"""

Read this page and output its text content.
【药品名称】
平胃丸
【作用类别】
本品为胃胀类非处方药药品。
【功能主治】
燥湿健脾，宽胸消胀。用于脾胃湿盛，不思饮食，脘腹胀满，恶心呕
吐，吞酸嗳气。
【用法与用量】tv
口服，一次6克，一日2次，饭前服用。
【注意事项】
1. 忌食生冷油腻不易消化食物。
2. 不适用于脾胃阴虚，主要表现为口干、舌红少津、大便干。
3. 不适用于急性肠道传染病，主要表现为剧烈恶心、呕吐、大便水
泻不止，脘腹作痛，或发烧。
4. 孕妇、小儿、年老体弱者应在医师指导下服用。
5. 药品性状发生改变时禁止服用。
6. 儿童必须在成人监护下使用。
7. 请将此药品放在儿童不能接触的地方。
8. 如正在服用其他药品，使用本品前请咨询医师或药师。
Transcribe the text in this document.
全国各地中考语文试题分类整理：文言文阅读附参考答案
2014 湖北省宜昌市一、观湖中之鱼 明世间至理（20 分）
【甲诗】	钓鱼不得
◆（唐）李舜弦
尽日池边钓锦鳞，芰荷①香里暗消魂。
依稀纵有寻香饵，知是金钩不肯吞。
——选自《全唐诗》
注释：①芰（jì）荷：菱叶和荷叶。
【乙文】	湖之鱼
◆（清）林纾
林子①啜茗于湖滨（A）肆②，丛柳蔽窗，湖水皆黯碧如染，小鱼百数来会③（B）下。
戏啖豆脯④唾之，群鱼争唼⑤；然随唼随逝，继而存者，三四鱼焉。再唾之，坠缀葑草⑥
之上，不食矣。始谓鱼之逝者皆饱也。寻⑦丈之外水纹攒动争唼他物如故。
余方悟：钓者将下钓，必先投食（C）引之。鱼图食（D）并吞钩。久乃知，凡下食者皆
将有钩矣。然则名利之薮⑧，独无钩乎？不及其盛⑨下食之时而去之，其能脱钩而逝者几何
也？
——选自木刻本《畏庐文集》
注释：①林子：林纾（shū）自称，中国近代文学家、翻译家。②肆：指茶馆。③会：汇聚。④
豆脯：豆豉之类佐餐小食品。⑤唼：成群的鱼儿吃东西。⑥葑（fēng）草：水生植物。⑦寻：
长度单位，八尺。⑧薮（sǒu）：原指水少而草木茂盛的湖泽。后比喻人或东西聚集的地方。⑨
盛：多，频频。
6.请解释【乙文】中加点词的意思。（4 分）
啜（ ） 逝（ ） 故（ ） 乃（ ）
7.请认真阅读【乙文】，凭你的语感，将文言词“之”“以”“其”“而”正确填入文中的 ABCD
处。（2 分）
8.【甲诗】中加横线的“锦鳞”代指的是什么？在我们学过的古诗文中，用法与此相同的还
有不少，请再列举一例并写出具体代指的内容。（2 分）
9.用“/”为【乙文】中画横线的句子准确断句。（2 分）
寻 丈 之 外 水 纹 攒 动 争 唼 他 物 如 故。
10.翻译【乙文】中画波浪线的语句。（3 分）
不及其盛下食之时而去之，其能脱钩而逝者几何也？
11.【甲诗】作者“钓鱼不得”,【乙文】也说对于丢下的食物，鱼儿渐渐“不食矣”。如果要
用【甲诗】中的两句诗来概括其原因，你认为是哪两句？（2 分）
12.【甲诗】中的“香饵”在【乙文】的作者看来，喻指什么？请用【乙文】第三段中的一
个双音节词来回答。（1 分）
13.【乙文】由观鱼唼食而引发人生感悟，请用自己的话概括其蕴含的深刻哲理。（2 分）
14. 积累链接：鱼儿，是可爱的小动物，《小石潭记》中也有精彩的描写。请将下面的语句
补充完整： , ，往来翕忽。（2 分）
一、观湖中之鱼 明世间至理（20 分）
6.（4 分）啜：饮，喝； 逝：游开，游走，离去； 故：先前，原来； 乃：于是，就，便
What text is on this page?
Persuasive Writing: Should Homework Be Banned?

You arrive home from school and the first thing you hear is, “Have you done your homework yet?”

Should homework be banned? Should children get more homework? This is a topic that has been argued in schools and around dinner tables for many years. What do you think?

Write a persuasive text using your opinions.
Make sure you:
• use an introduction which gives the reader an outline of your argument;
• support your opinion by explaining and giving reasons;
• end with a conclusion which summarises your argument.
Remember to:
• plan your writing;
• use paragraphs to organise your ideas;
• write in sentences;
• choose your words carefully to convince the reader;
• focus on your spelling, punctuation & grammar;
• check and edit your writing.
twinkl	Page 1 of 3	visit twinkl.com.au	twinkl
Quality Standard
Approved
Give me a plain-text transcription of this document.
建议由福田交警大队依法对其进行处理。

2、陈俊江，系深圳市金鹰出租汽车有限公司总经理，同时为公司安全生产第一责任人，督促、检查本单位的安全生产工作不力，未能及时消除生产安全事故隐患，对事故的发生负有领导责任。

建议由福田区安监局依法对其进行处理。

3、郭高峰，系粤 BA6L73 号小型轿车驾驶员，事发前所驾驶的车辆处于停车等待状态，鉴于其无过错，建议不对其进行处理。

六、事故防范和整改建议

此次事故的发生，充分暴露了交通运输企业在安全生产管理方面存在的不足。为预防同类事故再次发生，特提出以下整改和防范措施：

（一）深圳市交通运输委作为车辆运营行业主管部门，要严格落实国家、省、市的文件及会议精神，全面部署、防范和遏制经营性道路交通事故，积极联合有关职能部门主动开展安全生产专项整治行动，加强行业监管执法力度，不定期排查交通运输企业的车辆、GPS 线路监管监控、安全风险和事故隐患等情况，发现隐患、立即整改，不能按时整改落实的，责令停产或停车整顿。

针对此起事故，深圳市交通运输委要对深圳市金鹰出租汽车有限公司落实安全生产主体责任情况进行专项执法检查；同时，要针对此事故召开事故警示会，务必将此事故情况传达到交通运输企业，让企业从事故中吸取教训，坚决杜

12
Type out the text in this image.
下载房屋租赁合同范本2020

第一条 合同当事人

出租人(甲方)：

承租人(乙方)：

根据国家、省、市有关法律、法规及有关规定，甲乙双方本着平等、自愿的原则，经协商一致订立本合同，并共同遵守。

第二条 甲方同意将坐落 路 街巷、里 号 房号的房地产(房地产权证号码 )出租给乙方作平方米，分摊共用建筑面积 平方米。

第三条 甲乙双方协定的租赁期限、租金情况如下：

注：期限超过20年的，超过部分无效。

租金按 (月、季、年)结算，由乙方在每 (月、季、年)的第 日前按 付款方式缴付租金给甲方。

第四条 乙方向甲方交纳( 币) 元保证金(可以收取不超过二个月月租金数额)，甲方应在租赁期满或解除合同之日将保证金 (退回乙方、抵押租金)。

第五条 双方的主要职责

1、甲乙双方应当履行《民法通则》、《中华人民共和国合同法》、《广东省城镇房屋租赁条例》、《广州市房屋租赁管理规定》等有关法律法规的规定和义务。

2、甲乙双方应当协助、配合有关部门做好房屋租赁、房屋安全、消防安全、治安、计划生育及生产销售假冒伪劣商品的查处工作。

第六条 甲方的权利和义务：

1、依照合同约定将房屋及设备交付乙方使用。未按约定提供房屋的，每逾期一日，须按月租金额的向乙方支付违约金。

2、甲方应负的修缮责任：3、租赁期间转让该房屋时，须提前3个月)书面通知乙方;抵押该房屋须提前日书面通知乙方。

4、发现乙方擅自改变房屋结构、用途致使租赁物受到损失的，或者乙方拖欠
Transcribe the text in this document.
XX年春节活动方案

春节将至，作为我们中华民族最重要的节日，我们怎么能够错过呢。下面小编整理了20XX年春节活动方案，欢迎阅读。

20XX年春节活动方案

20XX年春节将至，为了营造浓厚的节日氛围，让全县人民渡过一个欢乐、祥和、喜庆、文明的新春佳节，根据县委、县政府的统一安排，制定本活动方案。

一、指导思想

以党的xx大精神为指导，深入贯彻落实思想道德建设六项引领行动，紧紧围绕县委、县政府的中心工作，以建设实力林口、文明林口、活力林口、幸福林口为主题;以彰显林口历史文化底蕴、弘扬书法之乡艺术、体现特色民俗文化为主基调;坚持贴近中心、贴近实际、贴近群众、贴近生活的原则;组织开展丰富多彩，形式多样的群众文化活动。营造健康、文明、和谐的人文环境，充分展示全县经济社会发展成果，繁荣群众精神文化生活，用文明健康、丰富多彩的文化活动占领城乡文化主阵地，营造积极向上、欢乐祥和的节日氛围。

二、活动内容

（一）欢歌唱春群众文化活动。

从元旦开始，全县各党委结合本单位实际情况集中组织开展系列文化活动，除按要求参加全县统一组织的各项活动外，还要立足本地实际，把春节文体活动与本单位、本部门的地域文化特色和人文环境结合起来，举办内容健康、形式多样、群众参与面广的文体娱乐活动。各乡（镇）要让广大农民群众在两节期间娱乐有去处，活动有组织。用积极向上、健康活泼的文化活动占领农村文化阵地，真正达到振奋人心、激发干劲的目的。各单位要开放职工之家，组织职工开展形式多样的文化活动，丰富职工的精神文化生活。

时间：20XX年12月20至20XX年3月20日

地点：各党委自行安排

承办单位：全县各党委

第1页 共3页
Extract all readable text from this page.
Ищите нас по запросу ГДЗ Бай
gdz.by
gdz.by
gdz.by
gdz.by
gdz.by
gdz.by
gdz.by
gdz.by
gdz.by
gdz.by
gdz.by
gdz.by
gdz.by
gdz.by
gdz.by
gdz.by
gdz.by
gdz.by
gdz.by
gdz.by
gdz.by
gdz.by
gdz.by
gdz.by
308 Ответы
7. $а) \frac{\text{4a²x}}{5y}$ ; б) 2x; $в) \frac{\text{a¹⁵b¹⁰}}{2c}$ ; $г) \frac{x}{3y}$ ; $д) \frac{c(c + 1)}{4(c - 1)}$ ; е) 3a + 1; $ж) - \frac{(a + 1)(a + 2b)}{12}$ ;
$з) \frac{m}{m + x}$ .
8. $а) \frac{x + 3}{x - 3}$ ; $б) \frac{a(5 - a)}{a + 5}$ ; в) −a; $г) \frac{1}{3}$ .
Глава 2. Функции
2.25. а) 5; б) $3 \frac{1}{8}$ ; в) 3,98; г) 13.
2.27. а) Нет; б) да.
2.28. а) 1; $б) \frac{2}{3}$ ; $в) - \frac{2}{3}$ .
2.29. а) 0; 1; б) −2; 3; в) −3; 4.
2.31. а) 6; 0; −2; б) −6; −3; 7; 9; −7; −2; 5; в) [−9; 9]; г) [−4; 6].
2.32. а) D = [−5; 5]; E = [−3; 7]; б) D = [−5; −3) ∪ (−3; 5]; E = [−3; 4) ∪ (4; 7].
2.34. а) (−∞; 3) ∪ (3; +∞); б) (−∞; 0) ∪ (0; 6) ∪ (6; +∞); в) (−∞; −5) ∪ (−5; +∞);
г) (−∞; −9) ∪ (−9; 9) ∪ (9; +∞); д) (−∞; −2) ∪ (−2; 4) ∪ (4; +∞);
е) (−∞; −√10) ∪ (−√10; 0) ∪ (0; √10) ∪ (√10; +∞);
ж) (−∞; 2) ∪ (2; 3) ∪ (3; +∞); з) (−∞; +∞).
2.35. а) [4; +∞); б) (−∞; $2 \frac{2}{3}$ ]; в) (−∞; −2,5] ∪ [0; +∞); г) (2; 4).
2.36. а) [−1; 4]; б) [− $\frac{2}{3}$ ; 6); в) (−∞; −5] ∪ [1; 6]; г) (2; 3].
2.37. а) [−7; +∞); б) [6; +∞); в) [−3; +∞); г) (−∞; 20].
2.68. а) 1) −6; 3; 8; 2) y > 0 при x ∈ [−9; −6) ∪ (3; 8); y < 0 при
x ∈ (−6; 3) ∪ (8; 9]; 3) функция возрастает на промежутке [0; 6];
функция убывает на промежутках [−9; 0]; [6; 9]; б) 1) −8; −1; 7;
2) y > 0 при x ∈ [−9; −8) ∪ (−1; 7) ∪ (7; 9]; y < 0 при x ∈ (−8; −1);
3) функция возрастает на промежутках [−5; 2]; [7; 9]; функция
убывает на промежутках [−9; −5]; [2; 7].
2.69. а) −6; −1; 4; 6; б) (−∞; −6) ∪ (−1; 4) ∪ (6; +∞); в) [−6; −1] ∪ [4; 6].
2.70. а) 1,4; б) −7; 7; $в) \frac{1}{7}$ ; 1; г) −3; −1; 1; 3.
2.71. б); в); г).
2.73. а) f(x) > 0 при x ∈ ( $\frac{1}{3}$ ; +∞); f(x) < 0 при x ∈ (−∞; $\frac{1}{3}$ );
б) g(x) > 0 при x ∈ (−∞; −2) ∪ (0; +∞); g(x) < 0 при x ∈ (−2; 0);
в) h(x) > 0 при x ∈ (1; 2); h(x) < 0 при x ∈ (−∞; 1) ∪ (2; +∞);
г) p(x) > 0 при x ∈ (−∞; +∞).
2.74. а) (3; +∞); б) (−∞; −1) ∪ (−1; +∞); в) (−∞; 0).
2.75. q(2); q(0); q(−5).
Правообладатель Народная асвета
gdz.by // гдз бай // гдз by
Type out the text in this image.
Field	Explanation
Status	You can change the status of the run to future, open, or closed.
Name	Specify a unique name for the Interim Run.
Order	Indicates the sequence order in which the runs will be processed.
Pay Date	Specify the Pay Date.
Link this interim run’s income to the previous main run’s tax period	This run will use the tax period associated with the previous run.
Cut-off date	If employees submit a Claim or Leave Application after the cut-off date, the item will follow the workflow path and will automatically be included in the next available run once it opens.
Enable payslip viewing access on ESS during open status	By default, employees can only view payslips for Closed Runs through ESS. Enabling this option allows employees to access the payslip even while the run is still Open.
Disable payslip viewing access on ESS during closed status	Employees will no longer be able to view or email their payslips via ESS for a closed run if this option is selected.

"""

● The task
Choose all lines containing the string "reader" and copy them out.

● Answer
• use an introduction which gives the reader an outline of your argument;
• choose your words carefully to convince the reader;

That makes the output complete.